-- start --
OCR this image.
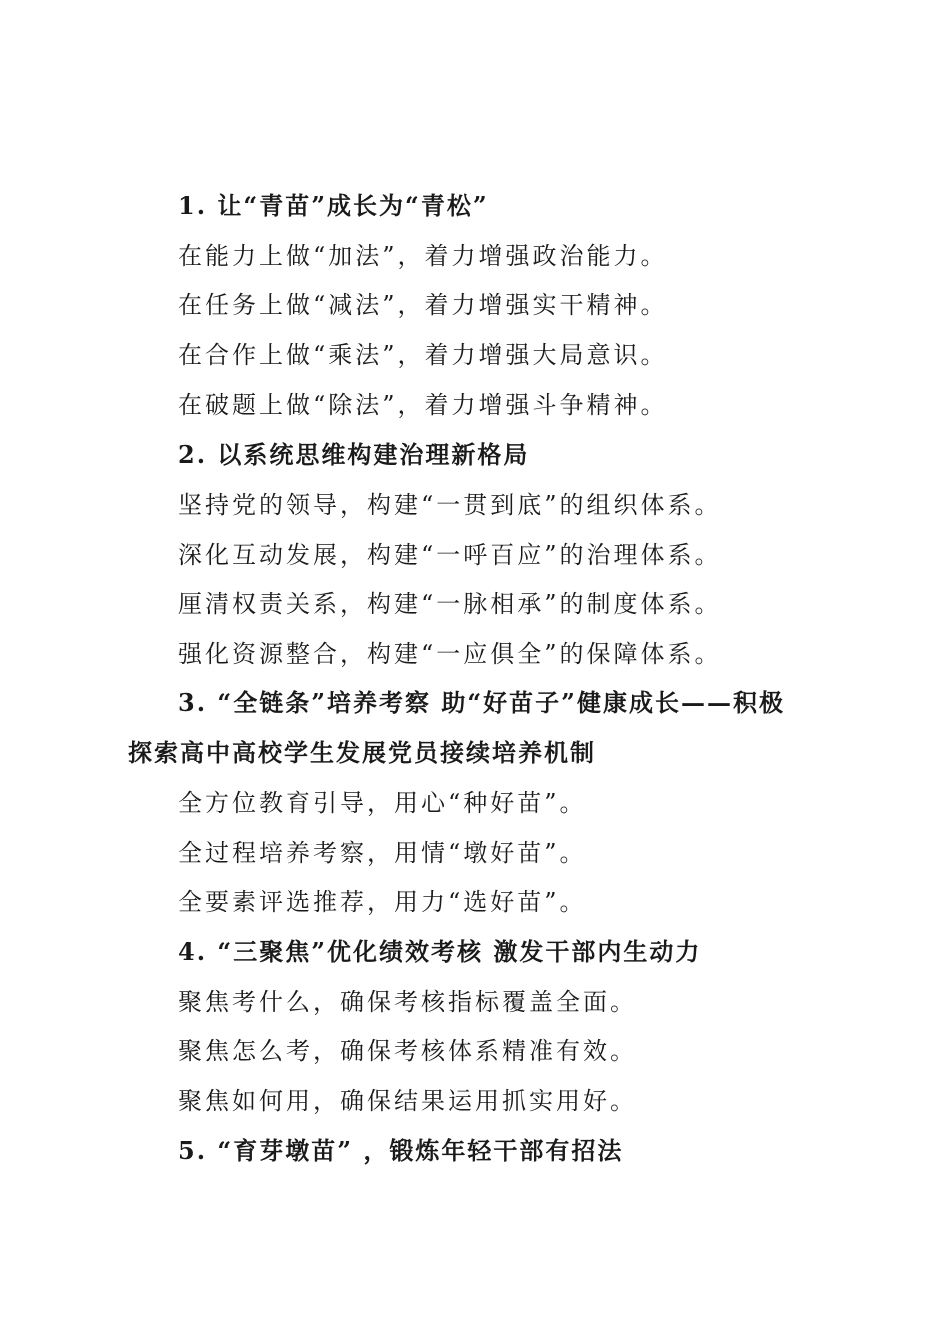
1. 让“青苗”成长为“青松”
在能力上做“加法”，着力增强政治能力。
在任务上做“减法”，着力增强实干精神。
在合作上做“乘法”，着力增强大局意识。
在破题上做“除法”，着力增强斗争精神。
2. 以系统思维构建治理新格局
坚持党的领导，构建“一贯到底”的组织体系。
深化互动发展，构建“一呼百应”的治理体系。
厘清权责关系，构建“一脉相承”的制度体系。
强化资源整合，构建“一应俱全”的保障体系。
3. “全链条”培养考察 助“好苗子”健康成长——积极
探索高中高校学生发展党员接续培养机制
全方位教育引导，用心“种好苗”。
全过程培养考察，用情“墩好苗”。
全要素评选推荐，用力“选好苗”。
4. “三聚焦”优化绩效考核 激发干部内生动力
聚焦考什么，确保考核指标覆盖全面。
聚焦怎么考，确保考核体系精准有效。
聚焦如何用，确保结果运用抓实用好。
5. “育芽墩苗” ，锻炼年轻干部有招法
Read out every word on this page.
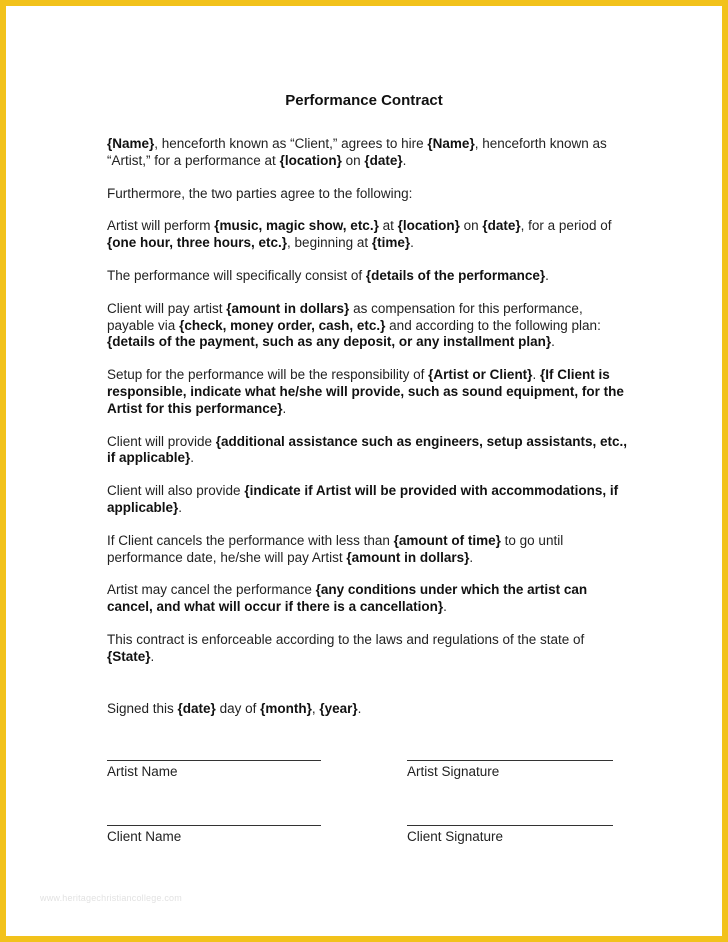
Performance Contract

{Name}, henceforth known as “Client,” agrees to hire {Name}, henceforth known as “Artist,” for a performance at {location} on {date}.

Furthermore, the two parties agree to the following:

Artist will perform {music, magic show, etc.} at {location} on {date}, for a period of {one hour, three hours, etc.}, beginning at {time}.

The performance will specifically consist of {details of the performance}.

Client will pay artist {amount in dollars} as compensation for this performance, payable via {check, money order, cash, etc.} and according to the following plan: {details of the payment, such as any deposit, or any installment plan}.

Setup for the performance will be the responsibility of {Artist or Client}. {If Client is responsible, indicate what he/she will provide, such as sound equipment, for the Artist for this performance}.

Client will provide {additional assistance such as engineers, setup assistants, etc., if applicable}.

Client will also provide {indicate if Artist will be provided with accommodations, if applicable}.

If Client cancels the performance with less than {amount of time} to go until performance date, he/she will pay Artist {amount in dollars}.

Artist may cancel the performance {any conditions under which the artist can cancel, and what will occur if there is a cancellation}.

This contract is enforceable according to the laws and regulations of the state of {State}.

Signed this {date} day of {month}, {year}.
Artist Name	Artist Signature
Client Name	Client Signature
www.heritagechristiancollege.com
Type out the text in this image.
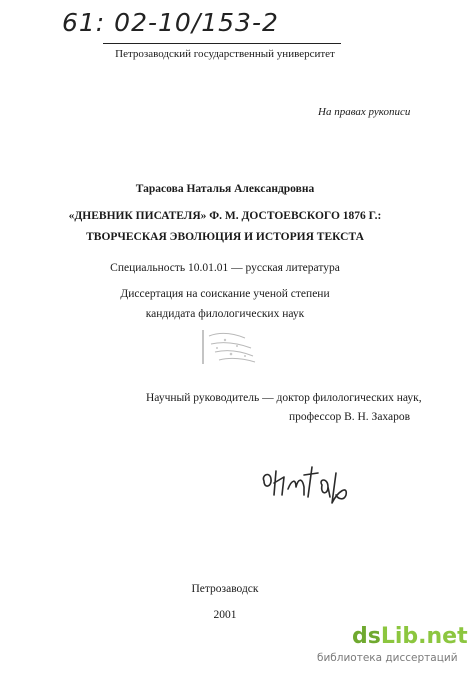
61: 02-10/153-2
Петрозаводский государственный университет
На правах рукописи
Тарасова Наталья Александровна
«ДНЕВНИК ПИСАТЕЛЯ» Ф. М. ДОСТОЕВСКОГО 1876 Г.:
ТВОРЧЕСКАЯ ЭВОЛЮЦИЯ И ИСТОРИЯ ТЕКСТА
Специальность 10.01.01 — русская литература
Диссертация на соискание ученой степени
кандидата филологических наук
Научный руководитель — доктор филологических наук,
профессор В. Н. Захаров
Петрозаводск
2001
dsLib.net
библиотека диссертаций
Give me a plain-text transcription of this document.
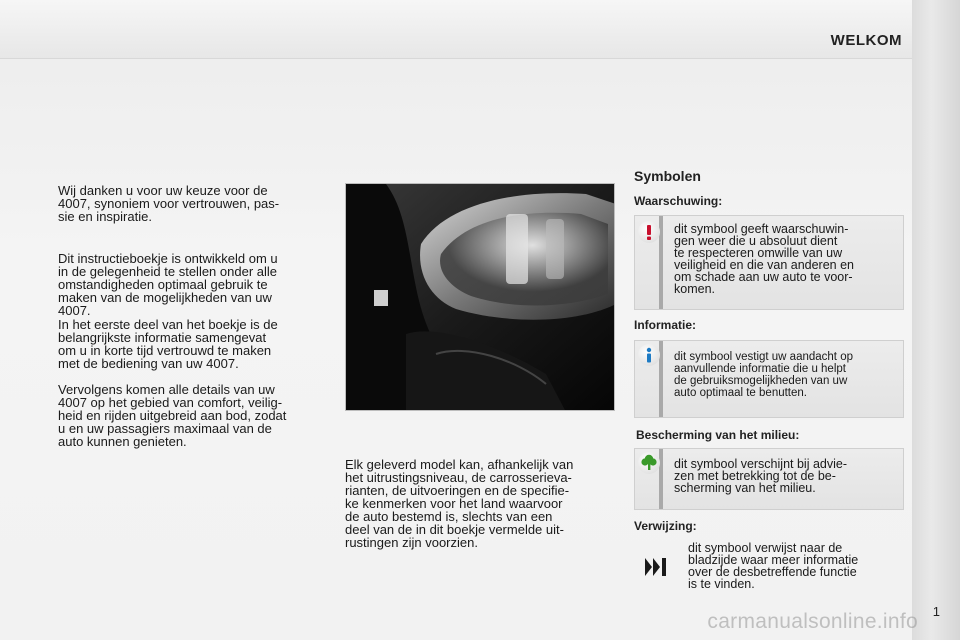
WELKOM
Wij danken u voor uw keuze voor de
4007, synoniem voor vertrouwen, pas-
sie en inspiratie.
Dit instructieboekje is ontwikkeld om u
in de gelegenheid te stellen onder alle
omstandigheden optimaal gebruik te
maken van de mogelijkheden van uw
4007.
In het eerste deel van het boekje is de
belangrijkste informatie samengevat
om u in korte tijd vertrouwd te maken
met de bediening van uw 4007.
Vervolgens komen alle details van uw
4007 op het gebied van comfort, veilig-
heid en rijden uitgebreid aan bod, zodat
u en uw passagiers maximaal van de
auto kunnen genieten.
Elk geleverd model kan, afhankelijk van
het uitrustingsniveau, de carrosserieva-
rianten, de uitvoeringen en de specifie-
ke kenmerken voor het land waarvoor
de auto bestemd is, slechts van een
deel van de in dit boekje vermelde uit-
rustingen zijn voorzien.
Symbolen
Waarschuwing:
dit symbool geeft waarschuwin-
gen weer die u absoluut dient
te respecteren omwille van uw
veiligheid en die van anderen en
om schade aan uw auto te voor-
komen.
Informatie:
dit symbool vestigt uw aandacht op
aanvullende informatie die u helpt
de gebruiksmogelijkheden van uw
auto optimaal te benutten.
Bescherming van het milieu:
dit symbool verschijnt bij advie-
zen met betrekking tot de be-
scherming van het milieu.
Verwijzing:
dit symbool verwijst naar de
bladzijde waar meer informatie
over de desbetreffende functie
is te vinden.
1
carmanualsonline.info
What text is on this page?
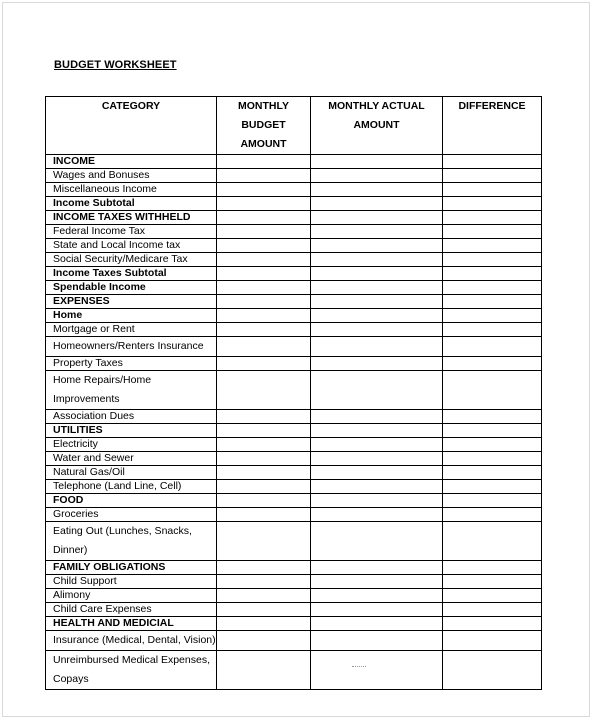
BUDGET WORKSHEET
CATEGORY	MONTHLY BUDGET AMOUNT	MONTHLY ACTUAL AMOUNT	DIFFERENCE
INCOME			
Wages and Bonuses			
Miscellaneous Income			
Income Subtotal			
INCOME TAXES WITHHELD			
Federal Income Tax			
State and Local Income tax			
Social Security/Medicare Tax			
Income Taxes Subtotal			
Spendable Income			
EXPENSES			
Home			
Mortgage or Rent			
Homeowners/Renters Insurance			
Property Taxes			
Home Repairs/Home Improvements			
Association Dues			
UTILITIES			
Electricity			
Water and Sewer			
Natural Gas/Oil			
Telephone (Land Line, Cell)			
FOOD			
Groceries			
Eating Out (Lunches, Snacks, Dinner)			
FAMILY OBLIGATIONS			
Child Support			
Alimony			
Child Care Expenses			
HEALTH AND MEDICIAL			
Insurance (Medical, Dental, Vision)			
Unreimbursed Medical Expenses, Copays			
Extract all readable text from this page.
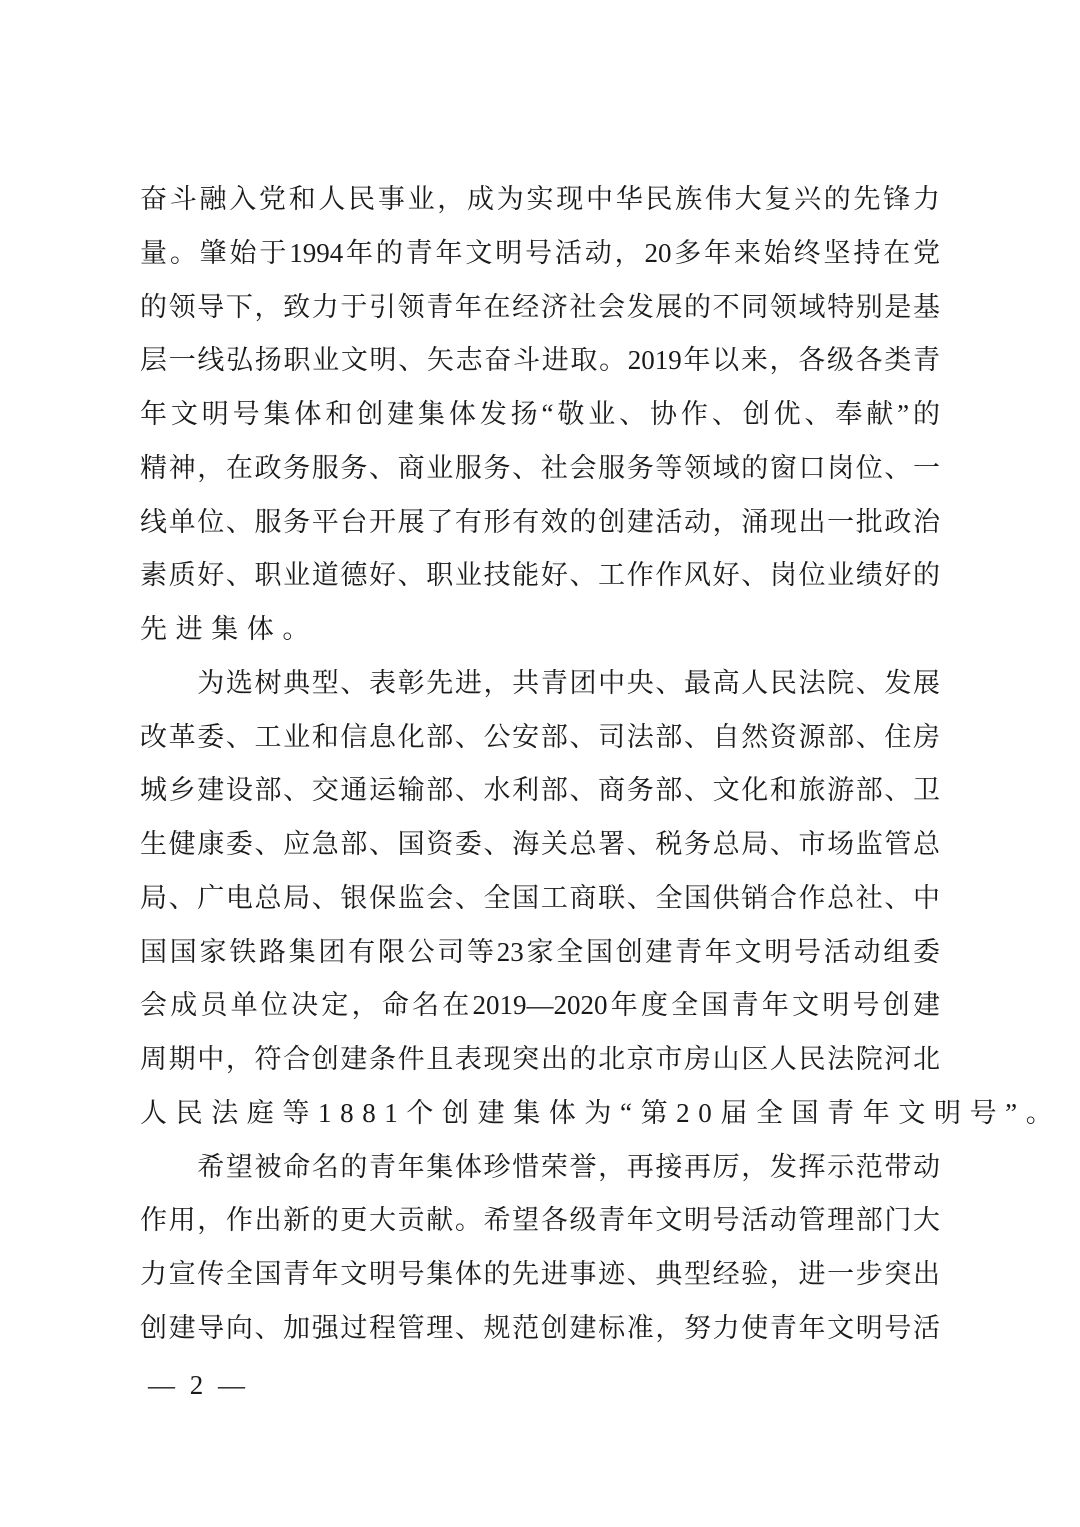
奋斗融入党和人民事业，成为实现中华民族伟大复兴的先锋力
量。肇始于1994年的青年文明号活动，20多年来始终坚持在党
的领导下，致力于引领青年在经济社会发展的不同领域特别是基
层一线弘扬职业文明、矢志奋斗进取。2019年以来，各级各类青
年文明号集体和创建集体发扬“敬业、协作、创优、奉献”的
精神，在政务服务、商业服务、社会服务等领域的窗口岗位、一
线单位、服务平台开展了有形有效的创建活动，涌现出一批政治
素质好、职业道德好、职业技能好、工作作风好、岗位业绩好的
先进集体。
　　为选树典型、表彰先进，共青团中央、最高人民法院、发展
改革委、工业和信息化部、公安部、司法部、自然资源部、住房
城乡建设部、交通运输部、水利部、商务部、文化和旅游部、卫
生健康委、应急部、国资委、海关总署、税务总局、市场监管总
局、广电总局、银保监会、全国工商联、全国供销合作总社、中
国国家铁路集团有限公司等23家全国创建青年文明号活动组委
会成员单位决定，命名在2019—2020年度全国青年文明号创建
周期中，符合创建条件且表现突出的北京市房山区人民法院河北
人民法庭等1881个创建集体为“第20届全国青年文明号”。
　　希望被命名的青年集体珍惜荣誉，再接再厉，发挥示范带动
作用，作出新的更大贡献。希望各级青年文明号活动管理部门大
力宣传全国青年文明号集体的先进事迹、典型经验，进一步突出
创建导向、加强过程管理、规范创建标准，努力使青年文明号活
— 2 —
-- end --
- _WORK TO BE COMPLETED_
Write out exactly the lines from the line containing "Extract all readable text from this page." through the last line of the listing above, please, and leave out any pictures.

- _FINISHED TASK_
Extract all readable text from this page.
奋斗融入党和人民事业，成为实现中华民族伟大复兴的先锋力
量。肇始于1994年的青年文明号活动，20多年来始终坚持在党
的领导下，致力于引领青年在经济社会发展的不同领域特别是基
层一线弘扬职业文明、矢志奋斗进取。2019年以来，各级各类青
年文明号集体和创建集体发扬“敬业、协作、创优、奉献”的
精神，在政务服务、商业服务、社会服务等领域的窗口岗位、一
线单位、服务平台开展了有形有效的创建活动，涌现出一批政治
素质好、职业道德好、职业技能好、工作作风好、岗位业绩好的
先进集体。
　　为选树典型、表彰先进，共青团中央、最高人民法院、发展
改革委、工业和信息化部、公安部、司法部、自然资源部、住房
城乡建设部、交通运输部、水利部、商务部、文化和旅游部、卫
生健康委、应急部、国资委、海关总署、税务总局、市场监管总
局、广电总局、银保监会、全国工商联、全国供销合作总社、中
国国家铁路集团有限公司等23家全国创建青年文明号活动组委
会成员单位决定，命名在2019—2020年度全国青年文明号创建
周期中，符合创建条件且表现突出的北京市房山区人民法院河北
人民法庭等1881个创建集体为“第20届全国青年文明号”。
　　希望被命名的青年集体珍惜荣誉，再接再厉，发挥示范带动
作用，作出新的更大贡献。希望各级青年文明号活动管理部门大
力宣传全国青年文明号集体的先进事迹、典型经验，进一步突出
创建导向、加强过程管理、规范创建标准，努力使青年文明号活
— 2 —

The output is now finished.